WORK INSTRUCTIONS:
Output only the lines that run from the line holding "What does this" to the end of the data below, including both ends, without any pictures.

MATERIAL FOR THIS EXERCISE:

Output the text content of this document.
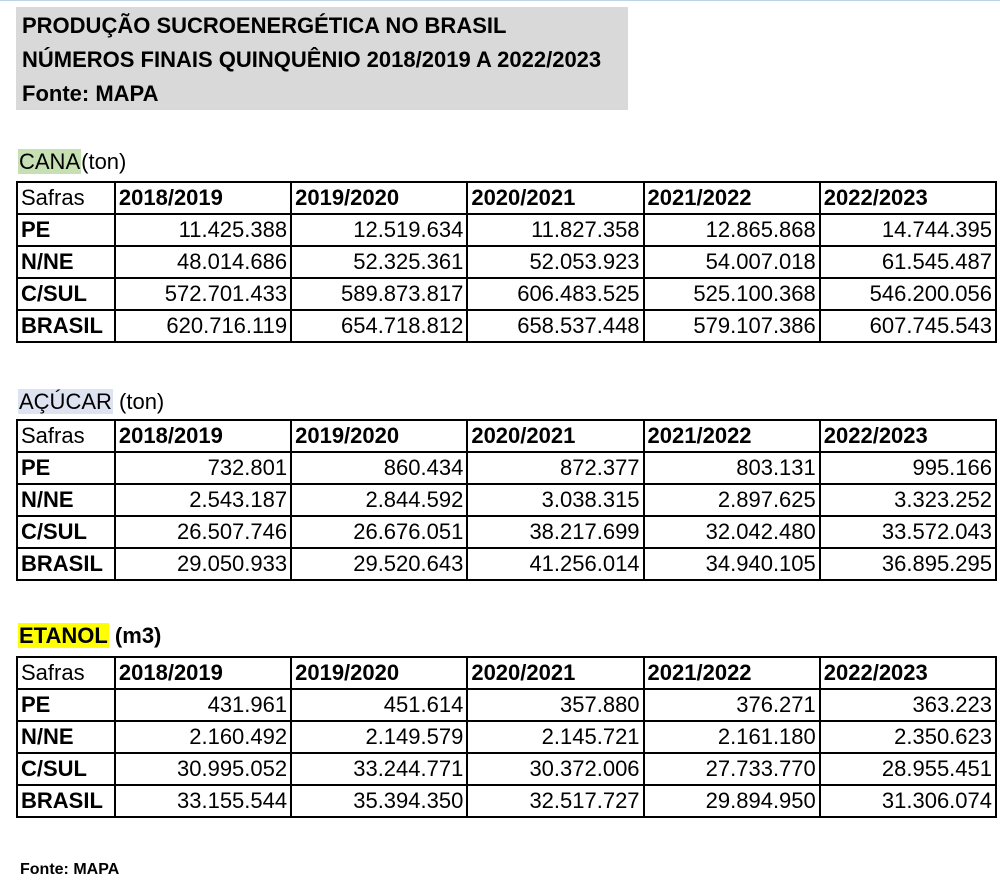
PRODUÇÃO SUCROENERGÉTICA NO BRASIL
NÚMEROS FINAIS QUINQUÊNIO 2018/2019 A 2022/2023
Fonte: MAPA
CANA(ton)
Safras	2018/2019	2019/2020	2020/2021	2021/2022	2022/2023
PE	11.425.388	12.519.634	11.827.358	12.865.868	14.744.395
N/NE	48.014.686	52.325.361	52.053.923	54.007.018	61.545.487
C/SUL	572.701.433	589.873.817	606.483.525	525.100.368	546.200.056
BRASIL	620.716.119	654.718.812	658.537.448	579.107.386	607.745.543
AÇÚCAR (ton)
Safras	2018/2019	2019/2020	2020/2021	2021/2022	2022/2023
PE	732.801	860.434	872.377	803.131	995.166
N/NE	2.543.187	2.844.592	3.038.315	2.897.625	3.323.252
C/SUL	26.507.746	26.676.051	38.217.699	32.042.480	33.572.043
BRASIL	29.050.933	29.520.643	41.256.014	34.940.105	36.895.295
ETANOL (m3)
Safras	2018/2019	2019/2020	2020/2021	2021/2022	2022/2023
PE	431.961	451.614	357.880	376.271	363.223
N/NE	2.160.492	2.149.579	2.145.721	2.161.180	2.350.623
C/SUL	30.995.052	33.244.771	30.372.006	27.733.770	28.955.451
BRASIL	33.155.544	35.394.350	32.517.727	29.894.950	31.306.074
Fonte: MAPA
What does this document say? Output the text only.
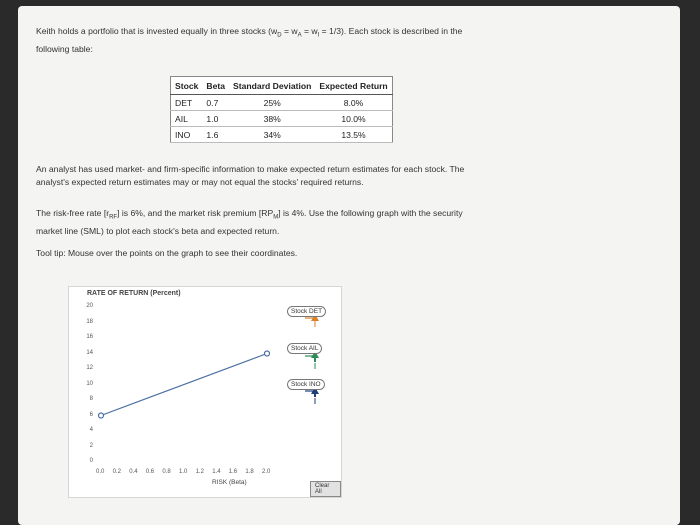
Keith holds a portfolio that is invested equally in three stocks $(w_D = w_A = w_I = 1/3)$. Each stock is described in the
following table:
Stock	Beta	Standard Deviation	Expected Return
DET	0.7	25%	8.0%
AIL	1.0	38%	10.0%
INO	1.6	34%	13.5%
An analyst has used market- and firm-specific information to make expected return estimates for each stock. The
analyst's expected return estimates may or may not equal the stocks' required returns.
The risk-free rate $[r_{RF}]$ is 6%, and the market risk premium $[RP_M]$ is 4%. Use the following graph with the security
market line (SML) to plot each stock's beta and expected return.
Tool tip: Mouse over the points on the graph to see their coordinates.
RATE OF RETURN (Percent)
20
18
16
14
12
10
8
6
4
2
0
Stock DET
Stock AIL
Stock INO
0.0 0.2 0.4 0.6 0.8 1.0 1.2 1.4 1.6 1.8 2.0
RISK (Beta)	Clear All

EXERCISE ANSWER:
What does this document say? Output the text only.
Keith holds a portfolio that is invested equally in three stocks $(w_D = w_A = w_I = 1/3)$. Each stock is described in the
following table:
Stock	Beta	Standard Deviation	Expected Return
DET	0.7	25%	8.0%
AIL	1.0	38%	10.0%
INO	1.6	34%	13.5%
An analyst has used market- and firm-specific information to make expected return estimates for each stock. The
analyst's expected return estimates may or may not equal the stocks' required returns.
The risk-free rate $[r_{RF}]$ is 6%, and the market risk premium $[RP_M]$ is 4%. Use the following graph with the security
market line (SML) to plot each stock's beta and expected return.
Tool tip: Mouse over the points on the graph to see their coordinates.
RATE OF RETURN (Percent)
20
18
16
14
12
10
8
6
4
2
0
Stock DET
Stock AIL
Stock INO
0.0 0.2 0.4 0.6 0.8 1.0 1.2 1.4 1.6 1.8 2.0
RISK (Beta)	Clear All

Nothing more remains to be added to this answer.